WHAT YOU ARE ASKED TO DO:
Output all records precisely as written.

[start INPUT DATA]

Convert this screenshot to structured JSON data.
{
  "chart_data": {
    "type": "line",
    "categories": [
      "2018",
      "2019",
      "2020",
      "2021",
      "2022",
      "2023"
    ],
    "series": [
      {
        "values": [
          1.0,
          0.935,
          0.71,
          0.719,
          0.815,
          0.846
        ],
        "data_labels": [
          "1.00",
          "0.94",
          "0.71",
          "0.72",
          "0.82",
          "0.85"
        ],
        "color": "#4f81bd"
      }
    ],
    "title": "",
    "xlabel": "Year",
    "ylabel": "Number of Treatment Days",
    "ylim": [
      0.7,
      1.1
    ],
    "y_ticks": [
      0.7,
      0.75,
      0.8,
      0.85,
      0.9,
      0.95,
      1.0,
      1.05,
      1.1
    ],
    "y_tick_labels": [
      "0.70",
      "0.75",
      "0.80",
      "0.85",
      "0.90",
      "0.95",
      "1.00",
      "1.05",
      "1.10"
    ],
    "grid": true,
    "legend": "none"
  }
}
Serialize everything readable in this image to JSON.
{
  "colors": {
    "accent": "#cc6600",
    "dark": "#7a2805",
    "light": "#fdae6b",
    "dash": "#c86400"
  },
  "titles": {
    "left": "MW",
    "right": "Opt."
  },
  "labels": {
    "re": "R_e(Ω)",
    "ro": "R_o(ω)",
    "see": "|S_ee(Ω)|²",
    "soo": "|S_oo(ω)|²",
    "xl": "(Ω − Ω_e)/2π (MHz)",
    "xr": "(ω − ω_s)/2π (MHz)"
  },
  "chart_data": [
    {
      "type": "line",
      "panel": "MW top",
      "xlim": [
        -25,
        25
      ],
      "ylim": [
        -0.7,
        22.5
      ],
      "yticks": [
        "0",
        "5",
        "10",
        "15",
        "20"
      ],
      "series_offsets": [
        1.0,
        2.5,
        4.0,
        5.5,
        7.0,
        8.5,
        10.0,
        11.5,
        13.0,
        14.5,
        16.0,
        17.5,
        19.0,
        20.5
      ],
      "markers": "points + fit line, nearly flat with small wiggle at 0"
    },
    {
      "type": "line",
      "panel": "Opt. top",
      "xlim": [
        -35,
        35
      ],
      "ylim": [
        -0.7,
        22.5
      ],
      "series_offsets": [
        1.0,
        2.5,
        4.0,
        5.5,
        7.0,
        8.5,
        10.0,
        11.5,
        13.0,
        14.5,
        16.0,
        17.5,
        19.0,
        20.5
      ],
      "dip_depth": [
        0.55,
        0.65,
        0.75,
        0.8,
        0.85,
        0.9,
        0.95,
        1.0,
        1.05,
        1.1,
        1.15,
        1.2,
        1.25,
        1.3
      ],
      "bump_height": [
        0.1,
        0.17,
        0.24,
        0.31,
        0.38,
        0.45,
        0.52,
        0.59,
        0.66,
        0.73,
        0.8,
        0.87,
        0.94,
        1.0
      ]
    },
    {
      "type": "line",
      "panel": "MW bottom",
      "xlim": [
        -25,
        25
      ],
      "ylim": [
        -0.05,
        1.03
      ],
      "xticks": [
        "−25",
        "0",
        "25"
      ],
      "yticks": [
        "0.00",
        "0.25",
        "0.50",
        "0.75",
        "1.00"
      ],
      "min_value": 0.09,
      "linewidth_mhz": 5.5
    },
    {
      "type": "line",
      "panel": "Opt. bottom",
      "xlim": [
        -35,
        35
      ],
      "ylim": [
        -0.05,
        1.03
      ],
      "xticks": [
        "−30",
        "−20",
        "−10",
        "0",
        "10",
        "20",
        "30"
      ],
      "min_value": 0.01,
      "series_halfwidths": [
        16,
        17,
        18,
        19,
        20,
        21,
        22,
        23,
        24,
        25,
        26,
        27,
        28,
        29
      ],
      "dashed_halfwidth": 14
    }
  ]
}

[end INPUT DATA]

OUTPUT:
Convert this screenshot to structured JSON data.
{
  "chart_data": {
    "type": "line",
    "categories": [
      "2018",
      "2019",
      "2020",
      "2021",
      "2022",
      "2023"
    ],
    "series": [
      {
        "values": [
          1.0,
          0.935,
          0.71,
          0.719,
          0.815,
          0.846
        ],
        "data_labels": [
          "1.00",
          "0.94",
          "0.71",
          "0.72",
          "0.82",
          "0.85"
        ],
        "color": "#4f81bd"
      }
    ],
    "title": "",
    "xlabel": "Year",
    "ylabel": "Number of Treatment Days",
    "ylim": [
      0.7,
      1.1
    ],
    "y_ticks": [
      0.7,
      0.75,
      0.8,
      0.85,
      0.9,
      0.95,
      1.0,
      1.05,
      1.1
    ],
    "y_tick_labels": [
      "0.70",
      "0.75",
      "0.80",
      "0.85",
      "0.90",
      "0.95",
      "1.00",
      "1.05",
      "1.10"
    ],
    "grid": true,
    "legend": "none"
  }
}
Serialize everything readable in this image to JSON.
{
  "colors": {
    "accent": "#cc6600",
    "dark": "#7a2805",
    "light": "#fdae6b",
    "dash": "#c86400"
  },
  "titles": {
    "left": "MW",
    "right": "Opt."
  },
  "labels": {
    "re": "R_e(Ω)",
    "ro": "R_o(ω)",
    "see": "|S_ee(Ω)|²",
    "soo": "|S_oo(ω)|²",
    "xl": "(Ω − Ω_e)/2π (MHz)",
    "xr": "(ω − ω_s)/2π (MHz)"
  },
  "chart_data": [
    {
      "type": "line",
      "panel": "MW top",
      "xlim": [
        -25,
        25
      ],
      "ylim": [
        -0.7,
        22.5
      ],
      "yticks": [
        "0",
        "5",
        "10",
        "15",
        "20"
      ],
      "series_offsets": [
        1.0,
        2.5,
        4.0,
        5.5,
        7.0,
        8.5,
        10.0,
        11.5,
        13.0,
        14.5,
        16.0,
        17.5,
        19.0,
        20.5
      ],
      "markers": "points + fit line, nearly flat with small wiggle at 0"
    },
    {
      "type": "line",
      "panel": "Opt. top",
      "xlim": [
        -35,
        35
      ],
      "ylim": [
        -0.7,
        22.5
      ],
      "series_offsets": [
        1.0,
        2.5,
        4.0,
        5.5,
        7.0,
        8.5,
        10.0,
        11.5,
        13.0,
        14.5,
        16.0,
        17.5,
        19.0,
        20.5
      ],
      "dip_depth": [
        0.55,
        0.65,
        0.75,
        0.8,
        0.85,
        0.9,
        0.95,
        1.0,
        1.05,
        1.1,
        1.15,
        1.2,
        1.25,
        1.3
      ],
      "bump_height": [
        0.1,
        0.17,
        0.24,
        0.31,
        0.38,
        0.45,
        0.52,
        0.59,
        0.66,
        0.73,
        0.8,
        0.87,
        0.94,
        1.0
      ]
    },
    {
      "type": "line",
      "panel": "MW bottom",
      "xlim": [
        -25,
        25
      ],
      "ylim": [
        -0.05,
        1.03
      ],
      "xticks": [
        "−25",
        "0",
        "25"
      ],
      "yticks": [
        "0.00",
        "0.25",
        "0.50",
        "0.75",
        "1.00"
      ],
      "min_value": 0.09,
      "linewidth_mhz": 5.5
    },
    {
      "type": "line",
      "panel": "Opt. bottom",
      "xlim": [
        -35,
        35
      ],
      "ylim": [
        -0.05,
        1.03
      ],
      "xticks": [
        "−30",
        "−20",
        "−10",
        "0",
        "10",
        "20",
        "30"
      ],
      "min_value": 0.01,
      "series_halfwidths": [
        16,
        17,
        18,
        19,
        20,
        21,
        22,
        23,
        24,
        25,
        26,
        27,
        28,
        29
      ],
      "dashed_halfwidth": 14
    }
  ]
}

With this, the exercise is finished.